Exercise brief: Where a line holds "color", copy it.

----

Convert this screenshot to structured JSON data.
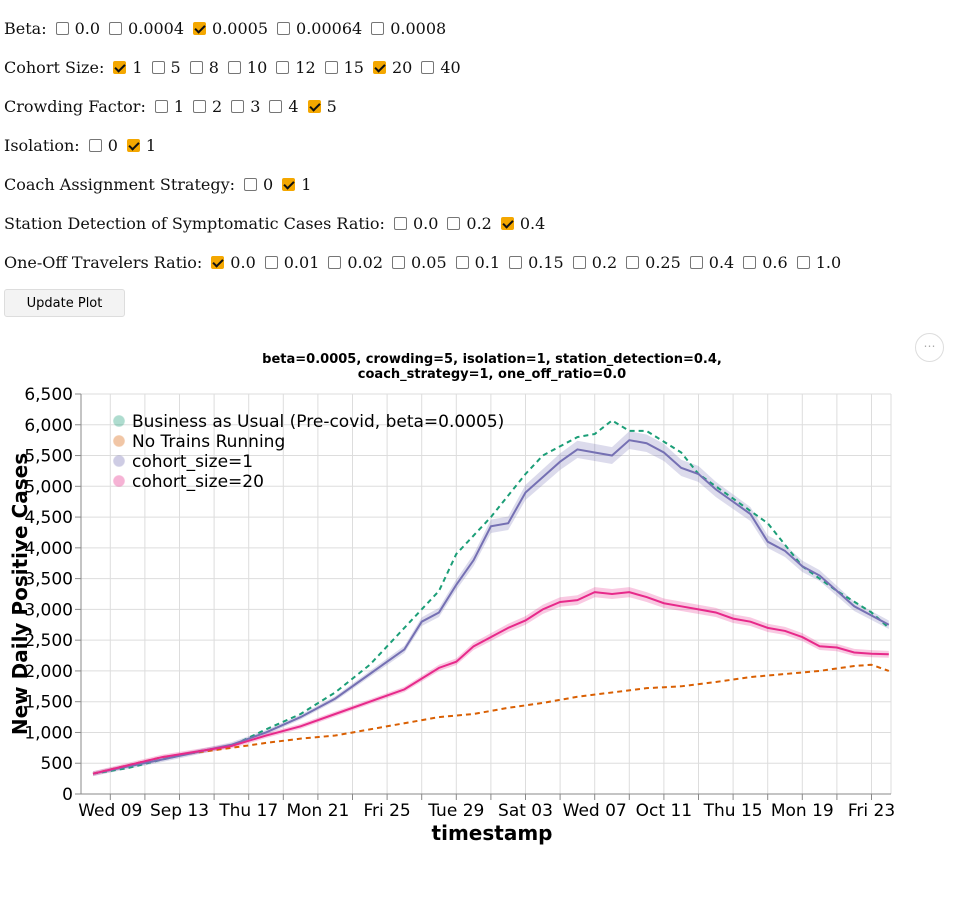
{
  "filters": [
    {
      "label": "Beta:",
      "options": [
        {
          "v": "0.0",
          "c": false
        },
        {
          "v": "0.0004",
          "c": false
        },
        {
          "v": "0.0005",
          "c": true
        },
        {
          "v": "0.00064",
          "c": false
        },
        {
          "v": "0.0008",
          "c": false
        }
      ]
    },
    {
      "label": "Cohort Size:",
      "options": [
        {
          "v": "1",
          "c": true
        },
        {
          "v": "5",
          "c": false
        },
        {
          "v": "8",
          "c": false
        },
        {
          "v": "10",
          "c": false
        },
        {
          "v": "12",
          "c": false
        },
        {
          "v": "15",
          "c": false
        },
        {
          "v": "20",
          "c": true
        },
        {
          "v": "40",
          "c": false
        }
      ]
    },
    {
      "label": "Crowding Factor:",
      "options": [
        {
          "v": "1",
          "c": false
        },
        {
          "v": "2",
          "c": false
        },
        {
          "v": "3",
          "c": false
        },
        {
          "v": "4",
          "c": false
        },
        {
          "v": "5",
          "c": true
        }
      ]
    },
    {
      "label": "Isolation:",
      "options": [
        {
          "v": "0",
          "c": false
        },
        {
          "v": "1",
          "c": true
        }
      ]
    },
    {
      "label": "Coach Assignment Strategy:",
      "options": [
        {
          "v": "0",
          "c": false
        },
        {
          "v": "1",
          "c": true
        }
      ]
    },
    {
      "label": "Station Detection of Symptomatic Cases Ratio:",
      "options": [
        {
          "v": "0.0",
          "c": false
        },
        {
          "v": "0.2",
          "c": false
        },
        {
          "v": "0.4",
          "c": true
        }
      ]
    },
    {
      "label": "One-Off Travelers Ratio:",
      "options": [
        {
          "v": "0.0",
          "c": true
        },
        {
          "v": "0.01",
          "c": false
        },
        {
          "v": "0.02",
          "c": false
        },
        {
          "v": "0.05",
          "c": false
        },
        {
          "v": "0.1",
          "c": false
        },
        {
          "v": "0.15",
          "c": false
        },
        {
          "v": "0.2",
          "c": false
        },
        {
          "v": "0.25",
          "c": false
        },
        {
          "v": "0.4",
          "c": false
        },
        {
          "v": "0.6",
          "c": false
        },
        {
          "v": "1.0",
          "c": false
        }
      ]
    }
  ],
  "update_button": "Update Plot",
  "more_icon": "⋯",
  "chart_data": {
    "type": "line",
    "title": [
      "beta=0.0005, crowding=5, isolation=1, station_detection=0.4,",
      "coach_strategy=1, one_off_ratio=0.0"
    ],
    "xlabel": "timestamp",
    "ylabel": "New Daily Positive Cases",
    "ylim": [
      0,
      6500
    ],
    "yticks": [
      "0",
      "500",
      "1,000",
      "1,500",
      "2,000",
      "2,500",
      "3,000",
      "3,500",
      "4,000",
      "4,500",
      "5,000",
      "5,500",
      "6,000",
      "6,500"
    ],
    "x_unit": "days since Tue Sep 08",
    "xlim": [
      0,
      46.5
    ],
    "xticks": [
      {
        "d": 1,
        "label": "Wed 09"
      },
      {
        "d": 5,
        "label": "Sep 13"
      },
      {
        "d": 9,
        "label": "Thu 17"
      },
      {
        "d": 13,
        "label": "Mon 21"
      },
      {
        "d": 17,
        "label": "Fri 25"
      },
      {
        "d": 21,
        "label": "Tue 29"
      },
      {
        "d": 25,
        "label": "Sat 03"
      },
      {
        "d": 29,
        "label": "Wed 07"
      },
      {
        "d": 33,
        "label": "Oct 11"
      },
      {
        "d": 37,
        "label": "Thu 15"
      },
      {
        "d": 41,
        "label": "Mon 19"
      },
      {
        "d": 45,
        "label": "Fri 23"
      }
    ],
    "legend_position": "top-left",
    "series": [
      {
        "name": "Business as Usual (Pre-covid, beta=0.0005)",
        "color": "#1b9e77",
        "dash": true,
        "band": false,
        "x": [
          0,
          2,
          4,
          6,
          8,
          10,
          12,
          14,
          16,
          18,
          20,
          21,
          23,
          25,
          26,
          28,
          29,
          30,
          31,
          32,
          34,
          35,
          37,
          39,
          41,
          43,
          45,
          46
        ],
        "y": [
          330,
          420,
          560,
          690,
          780,
          1050,
          1300,
          1650,
          2100,
          2700,
          3300,
          3900,
          4500,
          5200,
          5500,
          5800,
          5850,
          6070,
          5900,
          5900,
          5550,
          5200,
          4800,
          4400,
          3700,
          3300,
          2950,
          2700
        ]
      },
      {
        "name": "No Trains Running",
        "color": "#d95f02",
        "dash": true,
        "band": false,
        "x": [
          0,
          4,
          8,
          10,
          12,
          14,
          16,
          18,
          20,
          22,
          24,
          26,
          28,
          30,
          32,
          34,
          36,
          38,
          40,
          42,
          44,
          45,
          46
        ],
        "y": [
          330,
          600,
          750,
          830,
          900,
          950,
          1050,
          1150,
          1250,
          1300,
          1400,
          1480,
          1580,
          1650,
          1720,
          1750,
          1820,
          1900,
          1950,
          2000,
          2080,
          2100,
          2000
        ]
      },
      {
        "name": "cohort_size=1",
        "color": "#7570b3",
        "dash": false,
        "band": true,
        "x": [
          0,
          4,
          8,
          10,
          12,
          14,
          16,
          18,
          19,
          20,
          21,
          22,
          23,
          24,
          25,
          26,
          27,
          28,
          29,
          30,
          31,
          32,
          33,
          34,
          35,
          36,
          37,
          38,
          39,
          40,
          41,
          42,
          43,
          44,
          45,
          46
        ],
        "y": [
          330,
          560,
          800,
          1000,
          1250,
          1550,
          1950,
          2350,
          2800,
          2950,
          3400,
          3800,
          4350,
          4400,
          4900,
          5150,
          5400,
          5600,
          5550,
          5500,
          5750,
          5700,
          5550,
          5300,
          5200,
          4950,
          4750,
          4550,
          4100,
          3950,
          3700,
          3550,
          3300,
          3050,
          2900,
          2750
        ]
      },
      {
        "name": "cohort_size=20",
        "color": "#e7298a",
        "dash": false,
        "band": true,
        "x": [
          0,
          4,
          8,
          10,
          12,
          14,
          16,
          18,
          20,
          21,
          22,
          23,
          24,
          25,
          26,
          27,
          28,
          29,
          30,
          31,
          32,
          33,
          34,
          35,
          36,
          37,
          38,
          39,
          40,
          41,
          42,
          43,
          44,
          45,
          46
        ],
        "y": [
          330,
          600,
          780,
          950,
          1100,
          1300,
          1500,
          1700,
          2050,
          2150,
          2400,
          2550,
          2700,
          2820,
          3000,
          3120,
          3150,
          3280,
          3250,
          3280,
          3200,
          3100,
          3050,
          3000,
          2950,
          2850,
          2800,
          2700,
          2650,
          2550,
          2400,
          2380,
          2300,
          2280,
          2270
        ]
      }
    ]
  }
}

----

The output:
        "color": "#1b9e77",
        "color": "#d95f02",
        "color": "#7570b3",
        "color": "#e7298a",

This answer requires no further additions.